### WORK TO COMPLETE
Please list all lines of the material below in which the string "most" occurs.

### DATA FOR ANALYSIS
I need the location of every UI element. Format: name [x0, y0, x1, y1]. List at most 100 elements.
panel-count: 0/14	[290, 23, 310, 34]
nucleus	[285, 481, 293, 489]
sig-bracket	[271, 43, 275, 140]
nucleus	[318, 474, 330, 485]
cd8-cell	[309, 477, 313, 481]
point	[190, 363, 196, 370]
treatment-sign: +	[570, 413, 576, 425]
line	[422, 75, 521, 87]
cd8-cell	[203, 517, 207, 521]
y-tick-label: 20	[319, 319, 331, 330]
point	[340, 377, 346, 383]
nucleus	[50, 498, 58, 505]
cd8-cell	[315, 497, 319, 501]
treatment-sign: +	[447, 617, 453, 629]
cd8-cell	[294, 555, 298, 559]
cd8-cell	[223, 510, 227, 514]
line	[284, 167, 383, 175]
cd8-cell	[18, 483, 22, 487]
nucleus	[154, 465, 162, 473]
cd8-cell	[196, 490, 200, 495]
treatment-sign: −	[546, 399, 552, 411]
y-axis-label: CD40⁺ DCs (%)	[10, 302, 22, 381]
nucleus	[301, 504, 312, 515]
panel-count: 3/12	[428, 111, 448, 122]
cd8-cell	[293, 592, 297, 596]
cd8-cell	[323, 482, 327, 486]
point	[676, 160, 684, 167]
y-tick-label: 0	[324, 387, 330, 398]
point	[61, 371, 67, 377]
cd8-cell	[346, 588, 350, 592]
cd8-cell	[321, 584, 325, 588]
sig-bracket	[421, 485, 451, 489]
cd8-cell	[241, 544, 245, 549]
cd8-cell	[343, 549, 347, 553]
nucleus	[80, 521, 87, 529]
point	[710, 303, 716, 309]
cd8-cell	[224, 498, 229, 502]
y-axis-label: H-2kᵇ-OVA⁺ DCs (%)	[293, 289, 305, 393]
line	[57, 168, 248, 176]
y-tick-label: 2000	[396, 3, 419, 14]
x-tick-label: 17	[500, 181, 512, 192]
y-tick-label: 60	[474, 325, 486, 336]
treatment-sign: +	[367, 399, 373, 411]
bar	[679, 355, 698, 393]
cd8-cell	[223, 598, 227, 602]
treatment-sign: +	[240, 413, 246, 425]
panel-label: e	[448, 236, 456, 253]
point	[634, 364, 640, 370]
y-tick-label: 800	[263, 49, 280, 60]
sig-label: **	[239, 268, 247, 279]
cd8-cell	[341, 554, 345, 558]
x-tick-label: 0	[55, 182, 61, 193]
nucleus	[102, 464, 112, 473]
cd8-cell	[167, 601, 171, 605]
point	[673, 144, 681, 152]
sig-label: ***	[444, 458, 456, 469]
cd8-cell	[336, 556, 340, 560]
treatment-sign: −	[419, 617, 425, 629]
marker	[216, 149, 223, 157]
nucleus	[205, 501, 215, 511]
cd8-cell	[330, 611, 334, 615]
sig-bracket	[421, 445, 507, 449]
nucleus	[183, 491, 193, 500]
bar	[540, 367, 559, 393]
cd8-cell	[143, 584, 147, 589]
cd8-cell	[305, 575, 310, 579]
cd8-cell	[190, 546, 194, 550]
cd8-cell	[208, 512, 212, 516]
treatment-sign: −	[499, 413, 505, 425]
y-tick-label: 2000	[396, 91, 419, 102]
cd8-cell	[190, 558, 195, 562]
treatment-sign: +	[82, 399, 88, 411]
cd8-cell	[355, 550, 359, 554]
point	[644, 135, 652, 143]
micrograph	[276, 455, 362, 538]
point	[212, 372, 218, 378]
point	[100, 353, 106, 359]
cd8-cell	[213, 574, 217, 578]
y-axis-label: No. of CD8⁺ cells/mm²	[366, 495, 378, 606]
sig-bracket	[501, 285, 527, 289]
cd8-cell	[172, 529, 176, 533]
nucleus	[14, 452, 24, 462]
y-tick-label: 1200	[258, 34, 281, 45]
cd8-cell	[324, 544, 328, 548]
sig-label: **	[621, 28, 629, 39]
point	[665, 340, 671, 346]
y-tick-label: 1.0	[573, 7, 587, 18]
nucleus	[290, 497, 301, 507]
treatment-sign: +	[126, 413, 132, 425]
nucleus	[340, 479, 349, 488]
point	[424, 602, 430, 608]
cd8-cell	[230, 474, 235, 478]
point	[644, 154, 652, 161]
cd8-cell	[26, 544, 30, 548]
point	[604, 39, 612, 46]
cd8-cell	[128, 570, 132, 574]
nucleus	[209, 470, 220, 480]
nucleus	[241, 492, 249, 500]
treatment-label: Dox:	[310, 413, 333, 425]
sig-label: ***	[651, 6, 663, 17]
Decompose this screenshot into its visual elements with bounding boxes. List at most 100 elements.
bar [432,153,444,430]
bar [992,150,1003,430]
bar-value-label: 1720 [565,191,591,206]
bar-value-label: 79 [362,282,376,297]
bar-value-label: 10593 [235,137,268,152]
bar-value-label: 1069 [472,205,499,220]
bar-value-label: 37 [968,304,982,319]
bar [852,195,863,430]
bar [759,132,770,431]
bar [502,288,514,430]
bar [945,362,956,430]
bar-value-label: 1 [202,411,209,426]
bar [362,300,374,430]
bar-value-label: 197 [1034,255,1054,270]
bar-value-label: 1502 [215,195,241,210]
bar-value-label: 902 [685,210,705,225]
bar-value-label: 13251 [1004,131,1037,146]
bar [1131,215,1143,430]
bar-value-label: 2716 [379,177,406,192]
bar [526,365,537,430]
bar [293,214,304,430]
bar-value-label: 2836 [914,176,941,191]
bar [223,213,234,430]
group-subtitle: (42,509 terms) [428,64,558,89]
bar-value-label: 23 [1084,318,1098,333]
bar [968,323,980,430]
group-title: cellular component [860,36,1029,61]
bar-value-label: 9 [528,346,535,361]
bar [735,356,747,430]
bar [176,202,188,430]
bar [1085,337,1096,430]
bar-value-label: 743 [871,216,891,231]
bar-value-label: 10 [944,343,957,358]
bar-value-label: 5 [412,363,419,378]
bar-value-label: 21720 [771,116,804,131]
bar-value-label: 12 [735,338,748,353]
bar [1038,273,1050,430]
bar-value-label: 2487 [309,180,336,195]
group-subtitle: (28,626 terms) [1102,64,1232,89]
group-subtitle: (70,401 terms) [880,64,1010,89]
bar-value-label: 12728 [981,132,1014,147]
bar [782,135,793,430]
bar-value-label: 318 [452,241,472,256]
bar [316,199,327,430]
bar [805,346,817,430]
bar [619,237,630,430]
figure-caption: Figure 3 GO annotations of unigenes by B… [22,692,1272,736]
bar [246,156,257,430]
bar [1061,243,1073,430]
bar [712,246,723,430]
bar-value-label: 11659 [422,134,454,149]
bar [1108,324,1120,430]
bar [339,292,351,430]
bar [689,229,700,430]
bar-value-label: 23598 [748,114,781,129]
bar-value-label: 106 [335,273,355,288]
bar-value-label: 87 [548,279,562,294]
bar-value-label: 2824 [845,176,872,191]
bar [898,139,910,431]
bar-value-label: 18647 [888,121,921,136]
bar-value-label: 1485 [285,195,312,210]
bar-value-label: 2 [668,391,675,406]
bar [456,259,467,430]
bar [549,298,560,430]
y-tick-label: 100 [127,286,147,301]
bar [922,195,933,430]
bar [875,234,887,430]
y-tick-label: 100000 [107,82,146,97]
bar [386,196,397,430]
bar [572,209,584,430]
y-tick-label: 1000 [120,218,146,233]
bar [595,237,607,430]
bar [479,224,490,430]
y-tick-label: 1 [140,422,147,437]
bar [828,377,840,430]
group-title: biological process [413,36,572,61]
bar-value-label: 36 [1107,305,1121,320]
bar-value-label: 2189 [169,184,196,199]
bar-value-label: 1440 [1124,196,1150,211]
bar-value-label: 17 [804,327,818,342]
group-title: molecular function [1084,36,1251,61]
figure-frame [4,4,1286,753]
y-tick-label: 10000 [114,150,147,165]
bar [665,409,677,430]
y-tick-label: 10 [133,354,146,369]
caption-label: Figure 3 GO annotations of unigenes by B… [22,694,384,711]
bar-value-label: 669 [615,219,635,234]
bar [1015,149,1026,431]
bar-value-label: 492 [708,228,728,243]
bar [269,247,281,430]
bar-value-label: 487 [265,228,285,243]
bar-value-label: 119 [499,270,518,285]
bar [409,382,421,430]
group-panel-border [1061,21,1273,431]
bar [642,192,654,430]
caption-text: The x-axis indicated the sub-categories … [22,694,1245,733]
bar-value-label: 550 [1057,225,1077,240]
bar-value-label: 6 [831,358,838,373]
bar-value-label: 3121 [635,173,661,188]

### ANSWER AREA
I need the location of every UI element. Format: name [x0, y0, x1, y1]. List at most 100 elements.
Decompose this screenshot into its visual elements with bounding boxes. List at most 100 elements.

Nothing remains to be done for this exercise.